** Short task **
Determine how many lines of this material contain "Bytom". Give only the number.

** Excerpted records **
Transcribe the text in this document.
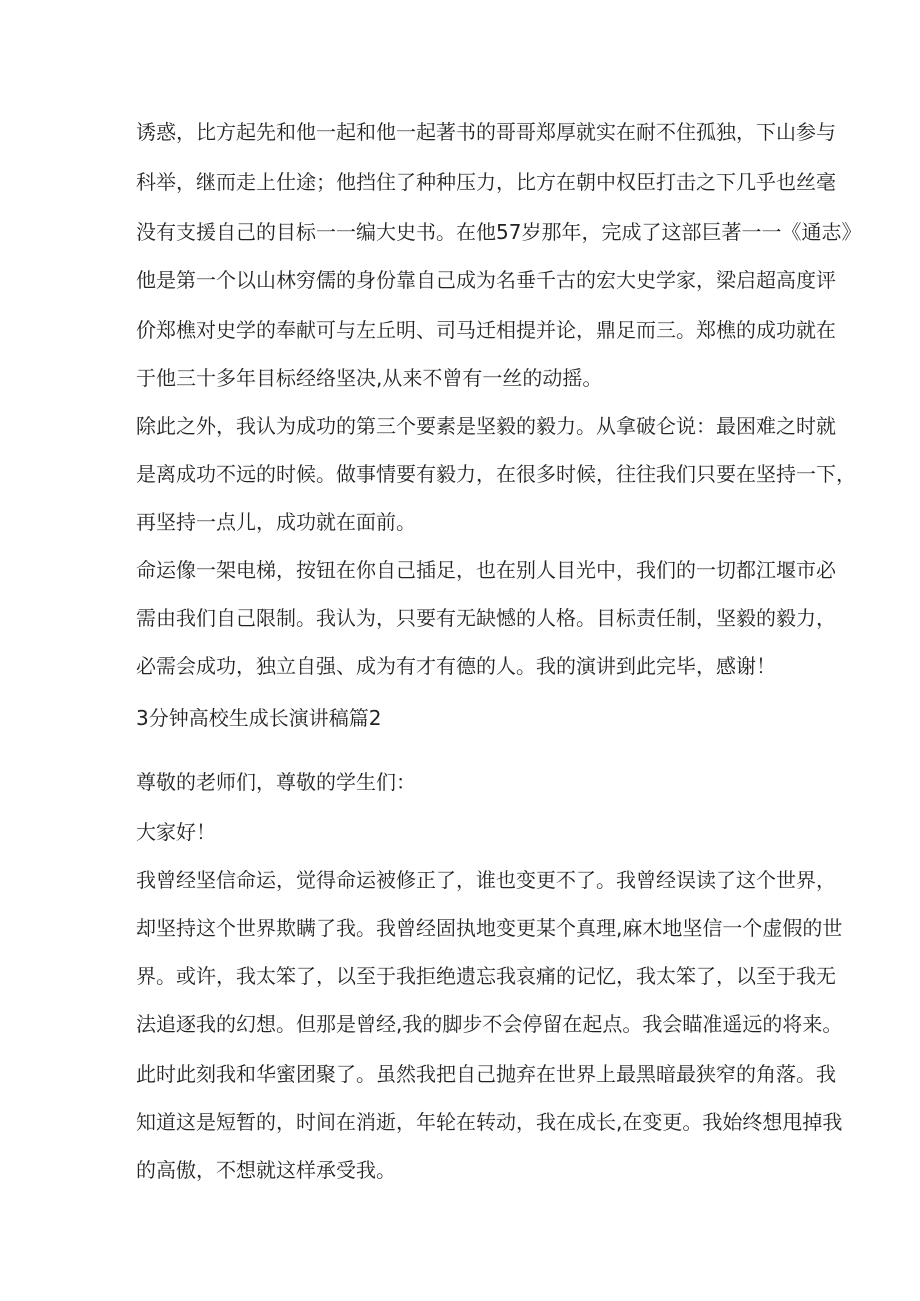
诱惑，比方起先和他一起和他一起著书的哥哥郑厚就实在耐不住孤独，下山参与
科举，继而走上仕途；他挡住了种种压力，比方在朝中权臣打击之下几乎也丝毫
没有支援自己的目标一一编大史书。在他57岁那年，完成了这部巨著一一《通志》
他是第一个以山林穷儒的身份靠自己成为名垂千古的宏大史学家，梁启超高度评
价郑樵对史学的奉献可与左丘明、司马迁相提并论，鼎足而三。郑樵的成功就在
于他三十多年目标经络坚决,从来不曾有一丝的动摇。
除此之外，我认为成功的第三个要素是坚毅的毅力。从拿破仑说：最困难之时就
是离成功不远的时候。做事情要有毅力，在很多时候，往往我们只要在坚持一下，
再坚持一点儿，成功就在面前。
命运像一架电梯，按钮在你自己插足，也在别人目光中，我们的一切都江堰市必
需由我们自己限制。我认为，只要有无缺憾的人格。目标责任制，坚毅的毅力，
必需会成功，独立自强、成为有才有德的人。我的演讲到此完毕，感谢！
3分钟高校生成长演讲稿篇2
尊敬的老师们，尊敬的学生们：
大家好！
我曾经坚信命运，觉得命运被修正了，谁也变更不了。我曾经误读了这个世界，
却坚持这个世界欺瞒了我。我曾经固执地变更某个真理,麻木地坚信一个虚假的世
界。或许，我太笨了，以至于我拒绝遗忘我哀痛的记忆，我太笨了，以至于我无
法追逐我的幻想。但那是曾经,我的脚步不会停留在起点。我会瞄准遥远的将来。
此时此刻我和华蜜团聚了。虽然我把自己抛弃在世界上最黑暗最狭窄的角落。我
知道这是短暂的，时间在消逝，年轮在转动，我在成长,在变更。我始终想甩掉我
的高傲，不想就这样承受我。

---

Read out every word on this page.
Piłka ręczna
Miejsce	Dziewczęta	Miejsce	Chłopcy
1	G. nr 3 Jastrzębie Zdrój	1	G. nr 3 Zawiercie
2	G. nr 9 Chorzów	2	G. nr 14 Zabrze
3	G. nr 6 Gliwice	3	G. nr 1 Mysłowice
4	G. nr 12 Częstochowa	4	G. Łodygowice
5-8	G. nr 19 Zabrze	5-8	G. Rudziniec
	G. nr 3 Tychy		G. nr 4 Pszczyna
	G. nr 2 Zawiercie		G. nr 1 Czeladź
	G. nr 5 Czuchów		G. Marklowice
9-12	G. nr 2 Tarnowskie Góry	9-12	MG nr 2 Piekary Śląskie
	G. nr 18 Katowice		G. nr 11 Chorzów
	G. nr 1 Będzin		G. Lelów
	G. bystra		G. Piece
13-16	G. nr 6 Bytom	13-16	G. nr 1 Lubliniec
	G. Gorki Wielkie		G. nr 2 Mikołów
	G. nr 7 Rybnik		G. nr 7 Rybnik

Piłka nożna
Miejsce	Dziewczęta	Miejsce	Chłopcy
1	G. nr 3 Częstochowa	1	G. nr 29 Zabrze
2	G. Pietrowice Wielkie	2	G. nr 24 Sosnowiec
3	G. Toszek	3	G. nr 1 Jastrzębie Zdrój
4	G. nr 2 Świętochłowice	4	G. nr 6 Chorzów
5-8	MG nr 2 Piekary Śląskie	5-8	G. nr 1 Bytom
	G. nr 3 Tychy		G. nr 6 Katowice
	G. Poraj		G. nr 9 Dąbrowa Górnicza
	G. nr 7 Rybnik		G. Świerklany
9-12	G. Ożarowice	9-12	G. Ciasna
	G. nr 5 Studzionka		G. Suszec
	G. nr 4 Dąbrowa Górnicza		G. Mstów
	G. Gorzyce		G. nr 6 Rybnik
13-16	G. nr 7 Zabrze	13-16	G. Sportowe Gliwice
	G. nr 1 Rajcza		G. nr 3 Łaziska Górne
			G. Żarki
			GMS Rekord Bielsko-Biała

** Correct response **
2